WRITTEN INSTRUCTION = Which lines in the material below contain the word "Required"? Copy each of them.

==== EXTRACTED INFORMATION ====

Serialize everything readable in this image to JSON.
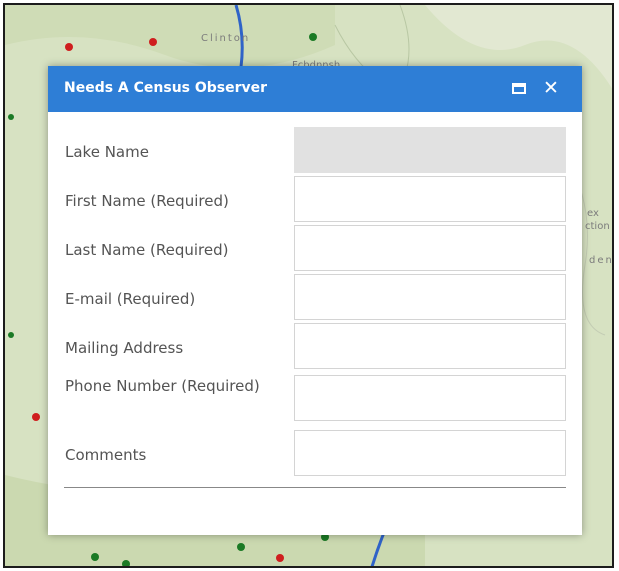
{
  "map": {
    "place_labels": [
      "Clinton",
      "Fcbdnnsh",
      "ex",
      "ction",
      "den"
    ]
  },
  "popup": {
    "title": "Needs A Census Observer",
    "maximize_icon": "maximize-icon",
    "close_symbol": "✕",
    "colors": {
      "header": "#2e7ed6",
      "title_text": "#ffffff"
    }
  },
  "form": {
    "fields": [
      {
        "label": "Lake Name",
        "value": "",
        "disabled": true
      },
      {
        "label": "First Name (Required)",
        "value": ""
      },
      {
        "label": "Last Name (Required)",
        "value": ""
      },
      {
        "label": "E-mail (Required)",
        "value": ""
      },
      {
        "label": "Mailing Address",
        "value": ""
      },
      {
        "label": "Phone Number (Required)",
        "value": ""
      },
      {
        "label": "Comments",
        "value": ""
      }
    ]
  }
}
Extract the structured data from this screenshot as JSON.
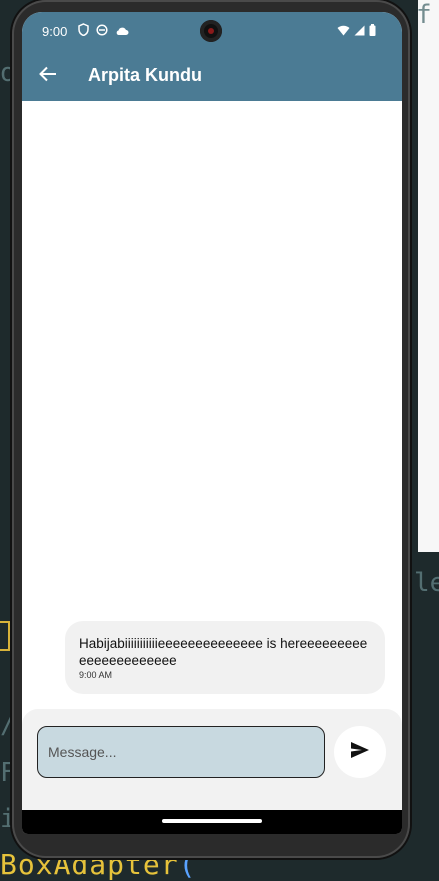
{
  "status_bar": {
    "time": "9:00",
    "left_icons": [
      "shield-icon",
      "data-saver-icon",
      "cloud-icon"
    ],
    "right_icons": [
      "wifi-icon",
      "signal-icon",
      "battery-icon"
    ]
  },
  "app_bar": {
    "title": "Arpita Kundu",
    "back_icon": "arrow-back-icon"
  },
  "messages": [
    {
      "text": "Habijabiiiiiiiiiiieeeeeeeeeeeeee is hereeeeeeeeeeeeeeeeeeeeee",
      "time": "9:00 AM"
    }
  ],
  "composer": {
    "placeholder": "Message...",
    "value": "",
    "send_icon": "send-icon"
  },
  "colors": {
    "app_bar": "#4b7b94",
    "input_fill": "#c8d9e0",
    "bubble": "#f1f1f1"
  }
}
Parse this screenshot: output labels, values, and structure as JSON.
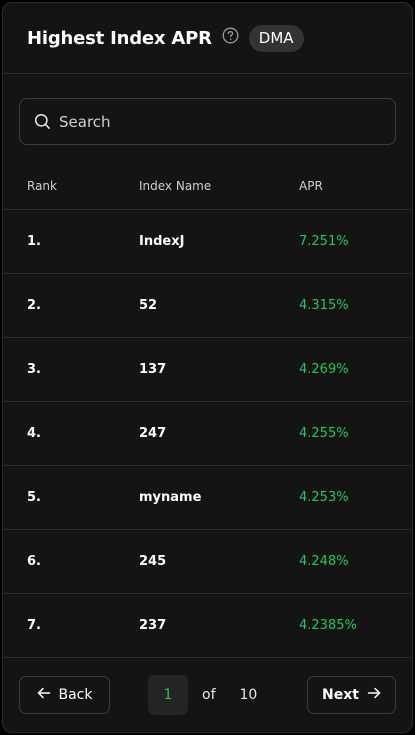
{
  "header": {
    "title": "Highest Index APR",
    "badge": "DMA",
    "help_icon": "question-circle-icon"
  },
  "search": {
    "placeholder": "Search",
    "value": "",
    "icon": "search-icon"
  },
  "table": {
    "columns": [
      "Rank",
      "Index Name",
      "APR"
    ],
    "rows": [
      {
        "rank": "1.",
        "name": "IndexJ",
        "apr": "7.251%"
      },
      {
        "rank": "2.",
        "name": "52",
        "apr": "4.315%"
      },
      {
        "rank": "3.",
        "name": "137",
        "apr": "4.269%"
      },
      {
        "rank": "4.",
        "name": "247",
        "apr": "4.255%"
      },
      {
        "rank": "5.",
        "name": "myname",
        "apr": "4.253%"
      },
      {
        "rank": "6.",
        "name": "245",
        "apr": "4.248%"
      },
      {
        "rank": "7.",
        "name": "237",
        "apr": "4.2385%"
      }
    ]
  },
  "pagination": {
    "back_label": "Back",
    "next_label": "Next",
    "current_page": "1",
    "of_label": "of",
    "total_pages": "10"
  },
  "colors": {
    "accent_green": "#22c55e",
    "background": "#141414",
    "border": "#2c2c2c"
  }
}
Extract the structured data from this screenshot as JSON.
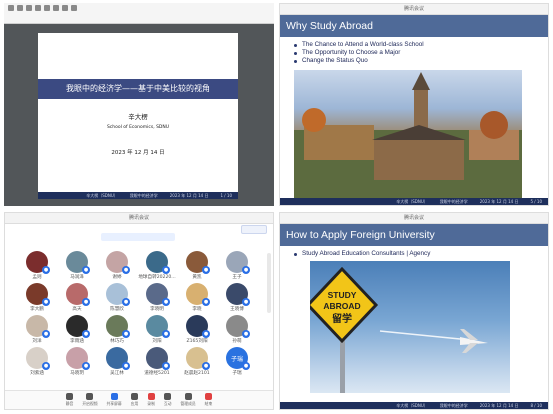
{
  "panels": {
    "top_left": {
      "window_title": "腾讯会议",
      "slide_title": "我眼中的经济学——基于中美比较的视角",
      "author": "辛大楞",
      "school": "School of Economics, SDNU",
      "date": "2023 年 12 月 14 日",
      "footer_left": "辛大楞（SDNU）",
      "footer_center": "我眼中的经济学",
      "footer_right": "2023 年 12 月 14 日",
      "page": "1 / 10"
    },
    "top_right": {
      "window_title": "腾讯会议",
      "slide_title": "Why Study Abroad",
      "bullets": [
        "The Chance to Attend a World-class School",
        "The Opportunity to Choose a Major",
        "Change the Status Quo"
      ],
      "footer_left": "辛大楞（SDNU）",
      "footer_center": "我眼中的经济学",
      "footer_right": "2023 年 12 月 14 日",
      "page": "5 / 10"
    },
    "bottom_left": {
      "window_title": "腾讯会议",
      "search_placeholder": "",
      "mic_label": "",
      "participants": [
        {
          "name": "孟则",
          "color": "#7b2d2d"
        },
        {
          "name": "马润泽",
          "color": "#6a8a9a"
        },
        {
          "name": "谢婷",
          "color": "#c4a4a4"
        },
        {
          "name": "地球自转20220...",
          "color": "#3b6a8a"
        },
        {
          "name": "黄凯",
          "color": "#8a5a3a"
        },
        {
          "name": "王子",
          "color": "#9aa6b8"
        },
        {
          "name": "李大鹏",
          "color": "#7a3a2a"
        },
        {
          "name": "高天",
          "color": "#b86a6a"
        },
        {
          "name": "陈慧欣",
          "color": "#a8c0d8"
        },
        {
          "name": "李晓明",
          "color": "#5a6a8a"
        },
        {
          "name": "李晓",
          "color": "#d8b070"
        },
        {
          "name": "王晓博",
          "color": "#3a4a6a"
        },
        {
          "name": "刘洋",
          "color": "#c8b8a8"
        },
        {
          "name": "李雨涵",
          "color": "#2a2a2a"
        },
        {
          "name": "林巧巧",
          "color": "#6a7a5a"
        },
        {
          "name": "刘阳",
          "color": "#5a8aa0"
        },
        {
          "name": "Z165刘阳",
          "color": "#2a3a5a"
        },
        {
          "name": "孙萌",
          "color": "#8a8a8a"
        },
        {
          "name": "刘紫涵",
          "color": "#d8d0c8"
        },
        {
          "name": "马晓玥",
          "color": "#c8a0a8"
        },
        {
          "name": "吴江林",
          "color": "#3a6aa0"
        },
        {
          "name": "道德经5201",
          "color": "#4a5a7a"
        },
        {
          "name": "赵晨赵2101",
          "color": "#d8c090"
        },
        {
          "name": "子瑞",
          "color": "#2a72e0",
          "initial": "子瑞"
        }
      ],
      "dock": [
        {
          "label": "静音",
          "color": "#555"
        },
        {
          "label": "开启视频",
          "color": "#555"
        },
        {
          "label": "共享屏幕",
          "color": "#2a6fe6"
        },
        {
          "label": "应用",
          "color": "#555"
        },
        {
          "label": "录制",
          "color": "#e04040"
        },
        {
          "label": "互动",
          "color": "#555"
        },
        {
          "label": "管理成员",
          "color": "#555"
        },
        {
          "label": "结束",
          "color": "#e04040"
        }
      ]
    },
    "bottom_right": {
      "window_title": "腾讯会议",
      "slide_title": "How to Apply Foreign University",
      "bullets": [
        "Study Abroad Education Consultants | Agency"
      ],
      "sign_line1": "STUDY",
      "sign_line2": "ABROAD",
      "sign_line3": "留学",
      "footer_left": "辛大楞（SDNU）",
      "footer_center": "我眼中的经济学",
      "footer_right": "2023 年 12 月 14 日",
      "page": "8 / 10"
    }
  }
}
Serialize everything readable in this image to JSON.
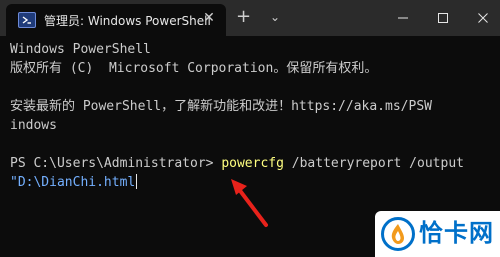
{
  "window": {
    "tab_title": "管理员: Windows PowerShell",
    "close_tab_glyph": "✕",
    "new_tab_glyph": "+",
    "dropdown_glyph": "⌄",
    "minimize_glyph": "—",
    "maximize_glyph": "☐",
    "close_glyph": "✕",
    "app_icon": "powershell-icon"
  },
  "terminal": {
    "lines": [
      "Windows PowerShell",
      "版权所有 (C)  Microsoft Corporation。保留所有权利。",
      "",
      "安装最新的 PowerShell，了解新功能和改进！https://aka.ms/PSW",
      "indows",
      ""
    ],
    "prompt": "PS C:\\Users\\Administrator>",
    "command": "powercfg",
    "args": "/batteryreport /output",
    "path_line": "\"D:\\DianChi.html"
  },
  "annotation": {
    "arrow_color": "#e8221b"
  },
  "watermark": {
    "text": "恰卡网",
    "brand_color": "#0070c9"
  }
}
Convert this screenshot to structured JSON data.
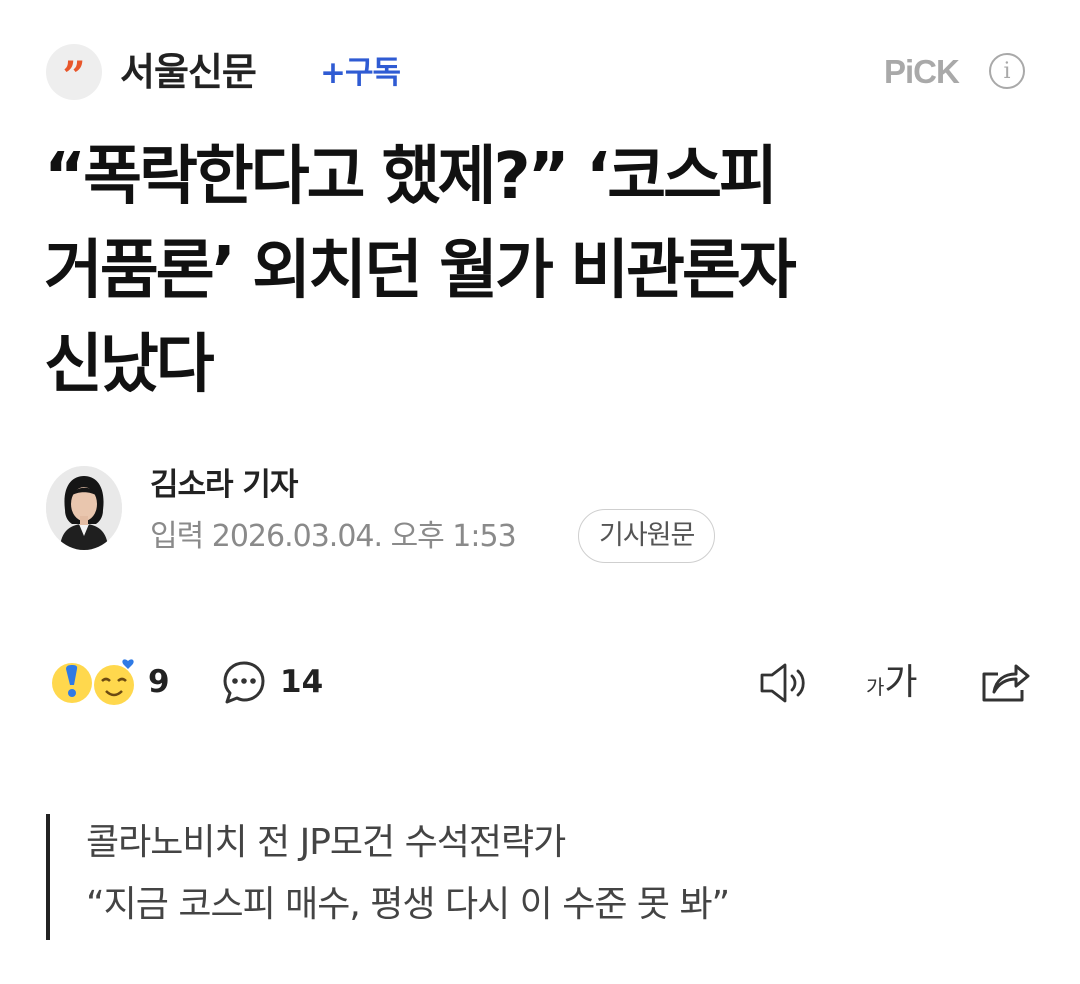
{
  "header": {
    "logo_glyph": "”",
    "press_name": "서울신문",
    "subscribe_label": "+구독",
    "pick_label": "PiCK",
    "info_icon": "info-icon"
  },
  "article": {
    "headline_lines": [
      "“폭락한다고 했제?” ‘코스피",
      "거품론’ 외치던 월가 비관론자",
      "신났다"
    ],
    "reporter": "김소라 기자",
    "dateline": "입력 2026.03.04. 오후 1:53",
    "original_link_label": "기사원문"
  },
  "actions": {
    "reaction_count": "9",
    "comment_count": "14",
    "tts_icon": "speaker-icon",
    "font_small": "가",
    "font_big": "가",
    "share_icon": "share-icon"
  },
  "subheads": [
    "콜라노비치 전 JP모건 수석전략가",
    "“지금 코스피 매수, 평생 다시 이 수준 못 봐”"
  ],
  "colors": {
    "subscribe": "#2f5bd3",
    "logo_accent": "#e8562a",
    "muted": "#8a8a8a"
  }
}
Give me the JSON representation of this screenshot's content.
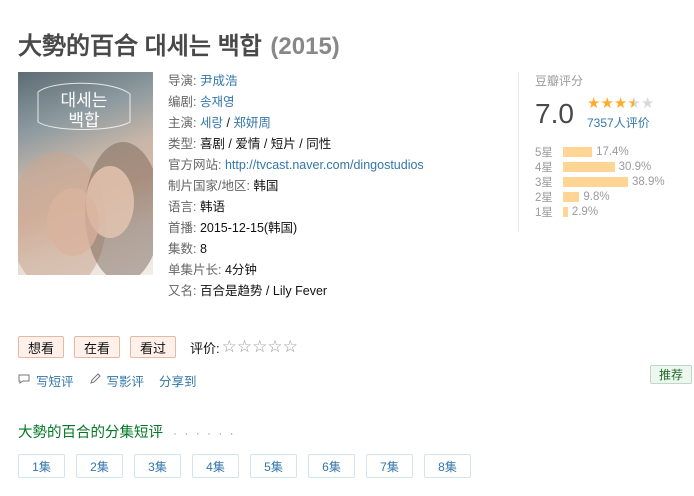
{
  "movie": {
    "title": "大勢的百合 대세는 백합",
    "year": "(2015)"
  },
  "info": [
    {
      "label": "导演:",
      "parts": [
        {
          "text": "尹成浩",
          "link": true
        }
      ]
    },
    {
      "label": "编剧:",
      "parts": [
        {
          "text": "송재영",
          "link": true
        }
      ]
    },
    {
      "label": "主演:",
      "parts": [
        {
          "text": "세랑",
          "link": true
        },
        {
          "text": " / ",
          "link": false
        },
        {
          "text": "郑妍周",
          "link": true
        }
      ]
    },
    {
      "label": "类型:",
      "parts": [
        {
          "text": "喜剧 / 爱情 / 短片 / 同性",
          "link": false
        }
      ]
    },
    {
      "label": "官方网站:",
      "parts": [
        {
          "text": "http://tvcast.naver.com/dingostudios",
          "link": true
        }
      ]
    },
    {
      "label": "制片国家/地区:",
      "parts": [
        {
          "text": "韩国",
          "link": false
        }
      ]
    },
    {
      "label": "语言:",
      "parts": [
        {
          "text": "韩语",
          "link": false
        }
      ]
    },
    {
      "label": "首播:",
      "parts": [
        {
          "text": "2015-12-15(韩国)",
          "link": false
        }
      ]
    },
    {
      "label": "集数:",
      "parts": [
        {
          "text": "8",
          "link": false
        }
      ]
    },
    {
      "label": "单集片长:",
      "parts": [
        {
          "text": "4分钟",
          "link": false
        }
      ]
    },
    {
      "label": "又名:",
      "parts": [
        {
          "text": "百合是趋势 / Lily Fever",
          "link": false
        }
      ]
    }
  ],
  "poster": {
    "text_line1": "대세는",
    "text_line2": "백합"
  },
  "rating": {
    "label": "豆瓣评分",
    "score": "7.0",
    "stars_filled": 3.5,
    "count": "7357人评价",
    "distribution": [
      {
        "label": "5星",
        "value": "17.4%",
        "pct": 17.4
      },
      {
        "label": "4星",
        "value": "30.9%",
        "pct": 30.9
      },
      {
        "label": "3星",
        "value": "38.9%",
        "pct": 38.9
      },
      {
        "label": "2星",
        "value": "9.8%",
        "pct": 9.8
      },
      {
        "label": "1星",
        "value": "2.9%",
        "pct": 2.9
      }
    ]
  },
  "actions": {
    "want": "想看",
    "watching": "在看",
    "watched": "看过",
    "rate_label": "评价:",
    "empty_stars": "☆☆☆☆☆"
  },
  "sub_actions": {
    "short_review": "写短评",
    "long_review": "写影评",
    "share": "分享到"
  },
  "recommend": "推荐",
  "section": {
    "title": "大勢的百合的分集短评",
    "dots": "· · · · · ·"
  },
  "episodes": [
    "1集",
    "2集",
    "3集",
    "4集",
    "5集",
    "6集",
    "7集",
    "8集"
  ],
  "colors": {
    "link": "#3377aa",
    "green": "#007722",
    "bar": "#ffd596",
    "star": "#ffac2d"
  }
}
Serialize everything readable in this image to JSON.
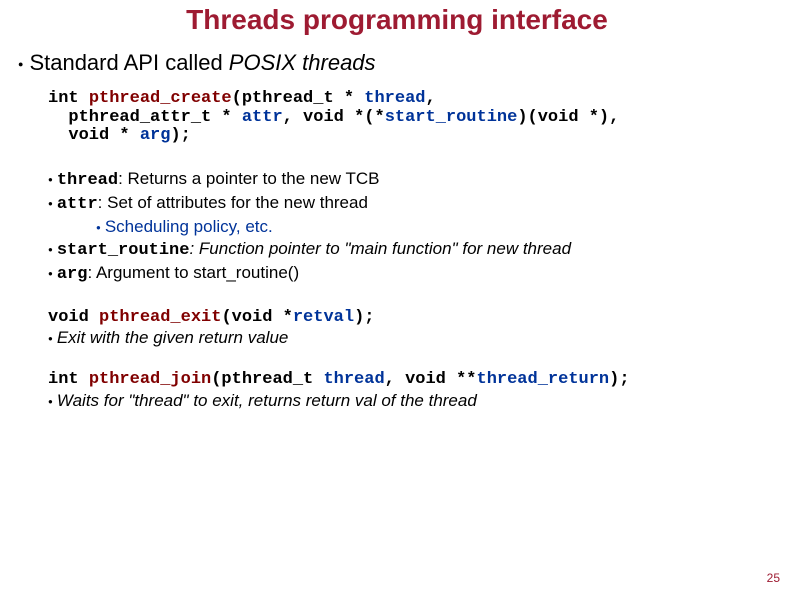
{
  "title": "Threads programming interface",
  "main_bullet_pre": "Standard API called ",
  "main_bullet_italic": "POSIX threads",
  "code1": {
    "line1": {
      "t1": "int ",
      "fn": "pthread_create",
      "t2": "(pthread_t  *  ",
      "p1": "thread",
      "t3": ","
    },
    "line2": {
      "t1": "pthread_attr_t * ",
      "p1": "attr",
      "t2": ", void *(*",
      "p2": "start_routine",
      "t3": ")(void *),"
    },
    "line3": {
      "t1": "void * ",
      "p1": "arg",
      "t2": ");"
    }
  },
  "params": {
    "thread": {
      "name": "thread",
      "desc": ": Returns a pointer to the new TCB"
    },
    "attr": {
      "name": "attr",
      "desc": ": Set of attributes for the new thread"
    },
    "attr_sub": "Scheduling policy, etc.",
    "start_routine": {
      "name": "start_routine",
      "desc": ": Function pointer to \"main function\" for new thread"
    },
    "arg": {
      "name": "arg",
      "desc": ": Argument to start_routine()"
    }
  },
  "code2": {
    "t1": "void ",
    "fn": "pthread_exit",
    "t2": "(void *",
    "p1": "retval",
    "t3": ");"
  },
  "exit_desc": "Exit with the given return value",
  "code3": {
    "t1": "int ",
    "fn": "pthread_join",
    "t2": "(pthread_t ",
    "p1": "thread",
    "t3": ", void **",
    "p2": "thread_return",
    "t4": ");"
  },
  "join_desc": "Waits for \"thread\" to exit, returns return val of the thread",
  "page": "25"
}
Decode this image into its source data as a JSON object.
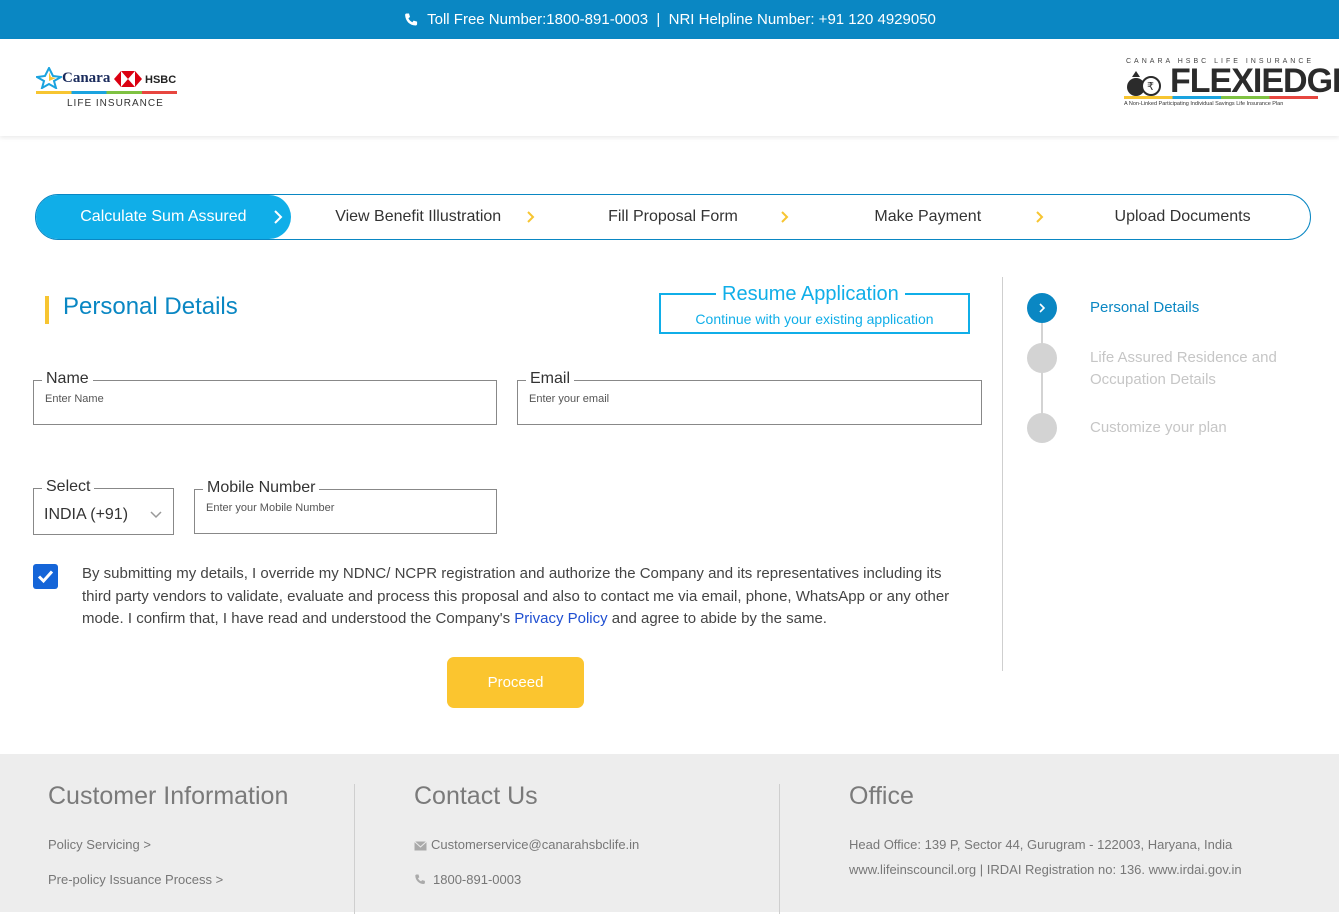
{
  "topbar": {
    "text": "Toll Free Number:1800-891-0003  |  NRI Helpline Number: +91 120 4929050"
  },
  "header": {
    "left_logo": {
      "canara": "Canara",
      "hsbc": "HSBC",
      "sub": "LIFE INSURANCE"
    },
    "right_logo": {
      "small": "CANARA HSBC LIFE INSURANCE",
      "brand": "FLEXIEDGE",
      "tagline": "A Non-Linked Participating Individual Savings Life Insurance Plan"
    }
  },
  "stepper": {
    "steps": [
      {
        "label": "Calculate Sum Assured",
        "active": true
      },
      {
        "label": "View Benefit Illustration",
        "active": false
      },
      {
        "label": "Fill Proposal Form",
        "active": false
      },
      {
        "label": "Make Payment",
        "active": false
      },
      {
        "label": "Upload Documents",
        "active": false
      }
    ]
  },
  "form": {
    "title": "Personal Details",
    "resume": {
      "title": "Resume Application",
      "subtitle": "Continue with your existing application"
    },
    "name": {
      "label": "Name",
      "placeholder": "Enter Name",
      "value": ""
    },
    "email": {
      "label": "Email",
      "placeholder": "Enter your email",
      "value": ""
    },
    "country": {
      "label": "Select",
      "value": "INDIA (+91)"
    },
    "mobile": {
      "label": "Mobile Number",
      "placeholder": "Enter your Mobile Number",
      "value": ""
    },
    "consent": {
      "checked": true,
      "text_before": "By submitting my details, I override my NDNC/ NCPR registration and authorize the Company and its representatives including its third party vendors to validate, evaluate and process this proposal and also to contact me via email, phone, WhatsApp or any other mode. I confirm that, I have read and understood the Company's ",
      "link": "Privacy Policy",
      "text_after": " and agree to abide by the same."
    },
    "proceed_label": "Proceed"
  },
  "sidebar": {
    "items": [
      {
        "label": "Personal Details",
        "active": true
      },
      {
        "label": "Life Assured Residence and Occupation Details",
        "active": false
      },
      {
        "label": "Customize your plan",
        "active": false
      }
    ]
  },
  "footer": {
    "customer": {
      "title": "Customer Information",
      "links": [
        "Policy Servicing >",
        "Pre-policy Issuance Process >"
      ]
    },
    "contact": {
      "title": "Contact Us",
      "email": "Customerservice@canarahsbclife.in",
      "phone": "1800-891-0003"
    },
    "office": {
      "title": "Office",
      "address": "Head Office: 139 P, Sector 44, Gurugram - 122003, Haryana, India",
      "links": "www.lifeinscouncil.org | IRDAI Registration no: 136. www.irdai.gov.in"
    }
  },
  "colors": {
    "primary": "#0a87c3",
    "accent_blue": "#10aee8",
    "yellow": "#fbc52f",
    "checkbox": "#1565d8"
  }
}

====

FINISHED TASK =
        "label": "First Name (Required)",
        "label": "Last Name (Required)",
        "label": "E-mail (Required)",
        "label": "Phone Number (Required)",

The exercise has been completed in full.